(begin)

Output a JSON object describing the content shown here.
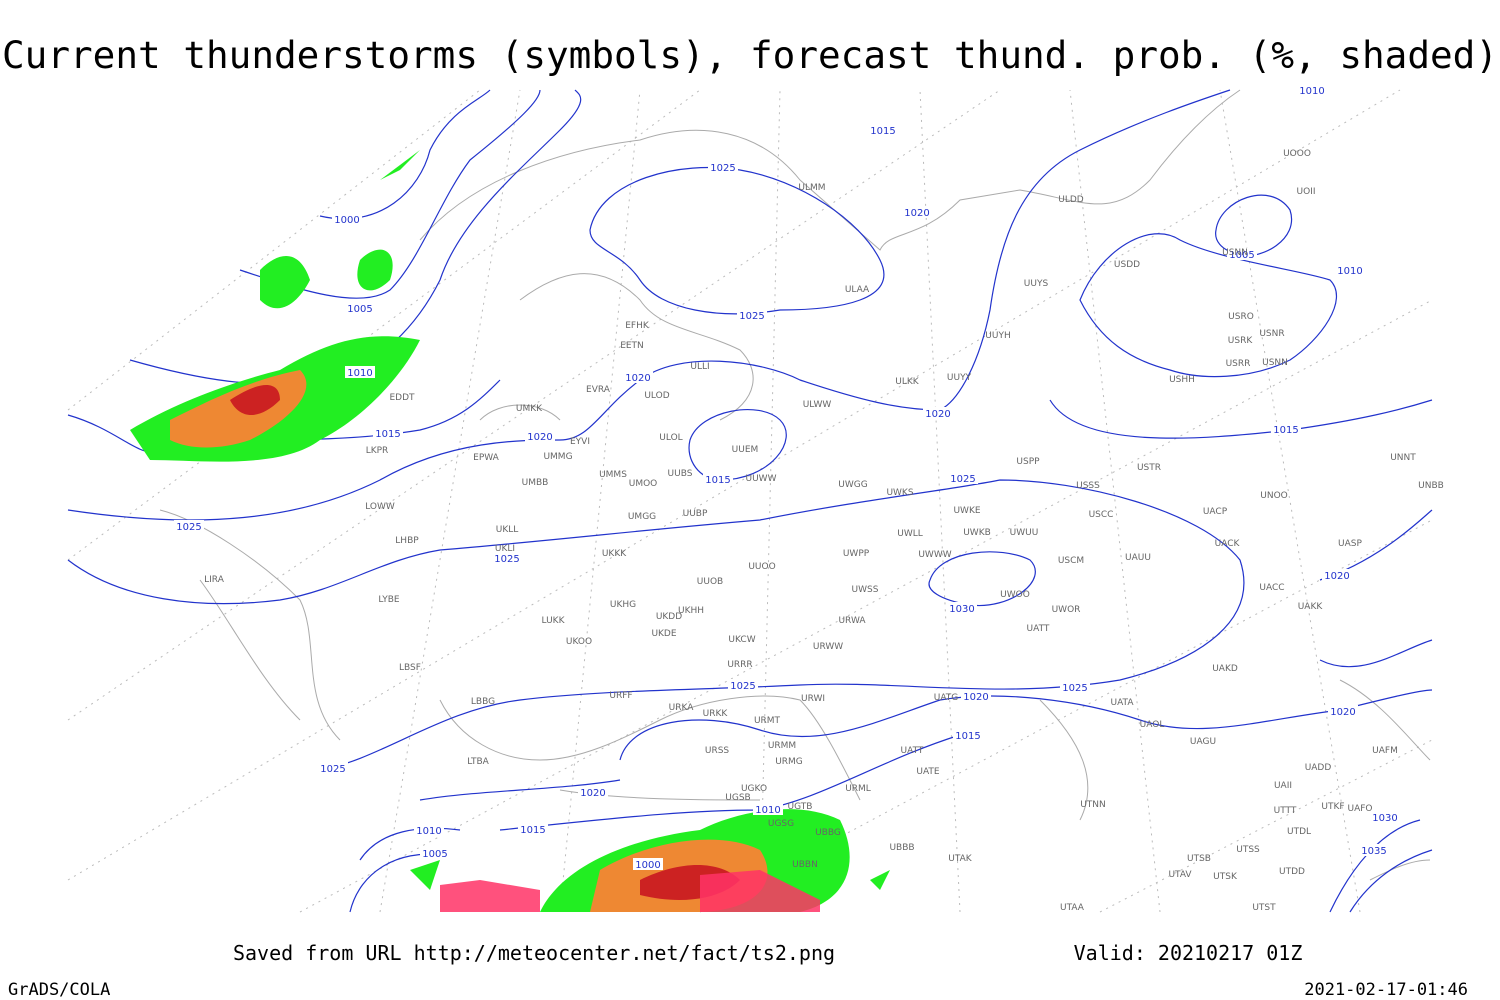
{
  "header": {
    "title": "Current thunderstorms (symbols), forecast thund. prob. (%, shaded)"
  },
  "isobars": [
    "1000",
    "1005",
    "1010",
    "1015",
    "1020",
    "1025",
    "1025",
    "1020",
    "1025",
    "1025",
    "1015",
    "1020",
    "1020",
    "1015",
    "1025",
    "1030",
    "1025",
    "1020",
    "1015",
    "1025",
    "1020",
    "1030",
    "1035",
    "1015",
    "1010",
    "1005",
    "1010",
    "1020",
    "1025",
    "1020",
    "1015",
    "1010",
    "1005",
    "1010",
    "1000"
  ],
  "stations": [
    "EFHK",
    "EETN",
    "EVRA",
    "ULOD",
    "ULLI",
    "ULAA",
    "ULMM",
    "ULDD",
    "UUYS",
    "UUYH",
    "ULKK",
    "UUYY",
    "ULWW",
    "UUEM",
    "ULOL",
    "UMKK",
    "EYVI",
    "UMMG",
    "EPWA",
    "UMMS",
    "UMOO",
    "UUBS",
    "UUWW",
    "UMBB",
    "UWGG",
    "UWKS",
    "USPP",
    "USTR",
    "USSS",
    "UNOO",
    "UNNT",
    "UNBB",
    "EDDT",
    "LKPR",
    "LOWW",
    "LHBP",
    "UKLL",
    "UKLI",
    "UMGG",
    "UUBP",
    "USCC",
    "UACP",
    "UWKE",
    "UWKB",
    "UWUU",
    "UWLL",
    "UKKK",
    "UWPP",
    "UWWW",
    "USCM",
    "UAUU",
    "UACK",
    "UASP",
    "LIRA",
    "UUOO",
    "UUOB",
    "LYBE",
    "UKHG",
    "UKDD",
    "UKHH",
    "UWSS",
    "UWOO",
    "UACC",
    "UAKK",
    "LUKK",
    "UKOO",
    "UKDE",
    "URWA",
    "UATT",
    "UWOR",
    "UKCW",
    "URWW",
    "LBSF",
    "URRR",
    "UAKD",
    "LBBG",
    "URFF",
    "URKA",
    "URKK",
    "URWI",
    "UATG",
    "UATA",
    "UAOL",
    "URMT",
    "URMM",
    "URSS",
    "UATT",
    "UATE",
    "UAGU",
    "UAFM",
    "UADD",
    "LTBA",
    "URMG",
    "URML",
    "UGKO",
    "UGSB",
    "UGTB",
    "UAII",
    "UTTT",
    "UTKF",
    "UAFO",
    "UTNN",
    "UGSG",
    "UBBG",
    "UTDL",
    "UBBB",
    "UTAK",
    "UBBN",
    "UTSB",
    "UTSS",
    "UTAV",
    "UTSK",
    "UTDD",
    "UTAA",
    "UTST",
    "UOOO",
    "UOII",
    "USDD",
    "USNN",
    "USRO",
    "USRK",
    "USNR",
    "USRR",
    "USNN",
    "USHH"
  ],
  "footer": {
    "saved": "Saved from URL http://meteocenter.net/fact/ts2.png",
    "valid": "Valid: 20210217 01Z",
    "left": "GrADS/COLA",
    "right": "2021-02-17-01:46"
  }
}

(end)

STATED EXERCISE:
Print every record above exactly as written, leaving out the pictures.

REPLY:
Output a JSON object describing the content shown here.
{
  "header": {
    "title": "Current thunderstorms (symbols), forecast thund. prob. (%, shaded)"
  },
  "isobars": [
    "1000",
    "1005",
    "1010",
    "1015",
    "1020",
    "1025",
    "1025",
    "1020",
    "1025",
    "1025",
    "1015",
    "1020",
    "1020",
    "1015",
    "1025",
    "1030",
    "1025",
    "1020",
    "1015",
    "1025",
    "1020",
    "1030",
    "1035",
    "1015",
    "1010",
    "1005",
    "1010",
    "1020",
    "1025",
    "1020",
    "1015",
    "1010",
    "1005",
    "1010",
    "1000"
  ],
  "stations": [
    "EFHK",
    "EETN",
    "EVRA",
    "ULOD",
    "ULLI",
    "ULAA",
    "ULMM",
    "ULDD",
    "UUYS",
    "UUYH",
    "ULKK",
    "UUYY",
    "ULWW",
    "UUEM",
    "ULOL",
    "UMKK",
    "EYVI",
    "UMMG",
    "EPWA",
    "UMMS",
    "UMOO",
    "UUBS",
    "UUWW",
    "UMBB",
    "UWGG",
    "UWKS",
    "USPP",
    "USTR",
    "USSS",
    "UNOO",
    "UNNT",
    "UNBB",
    "EDDT",
    "LKPR",
    "LOWW",
    "LHBP",
    "UKLL",
    "UKLI",
    "UMGG",
    "UUBP",
    "USCC",
    "UACP",
    "UWKE",
    "UWKB",
    "UWUU",
    "UWLL",
    "UKKK",
    "UWPP",
    "UWWW",
    "USCM",
    "UAUU",
    "UACK",
    "UASP",
    "LIRA",
    "UUOO",
    "UUOB",
    "LYBE",
    "UKHG",
    "UKDD",
    "UKHH",
    "UWSS",
    "UWOO",
    "UACC",
    "UAKK",
    "LUKK",
    "UKOO",
    "UKDE",
    "URWA",
    "UATT",
    "UWOR",
    "UKCW",
    "URWW",
    "LBSF",
    "URRR",
    "UAKD",
    "LBBG",
    "URFF",
    "URKA",
    "URKK",
    "URWI",
    "UATG",
    "UATA",
    "UAOL",
    "URMT",
    "URMM",
    "URSS",
    "UATT",
    "UATE",
    "UAGU",
    "UAFM",
    "UADD",
    "LTBA",
    "URMG",
    "URML",
    "UGKO",
    "UGSB",
    "UGTB",
    "UAII",
    "UTTT",
    "UTKF",
    "UAFO",
    "UTNN",
    "UGSG",
    "UBBG",
    "UTDL",
    "UBBB",
    "UTAK",
    "UBBN",
    "UTSB",
    "UTSS",
    "UTAV",
    "UTSK",
    "UTDD",
    "UTAA",
    "UTST",
    "UOOO",
    "UOII",
    "USDD",
    "USNN",
    "USRO",
    "USRK",
    "USNR",
    "USRR",
    "USNN",
    "USHH"
  ],
  "footer": {
    "saved": "Saved from URL http://meteocenter.net/fact/ts2.png",
    "valid": "Valid: 20210217 01Z",
    "left": "GrADS/COLA",
    "right": "2021-02-17-01:46"
  }
}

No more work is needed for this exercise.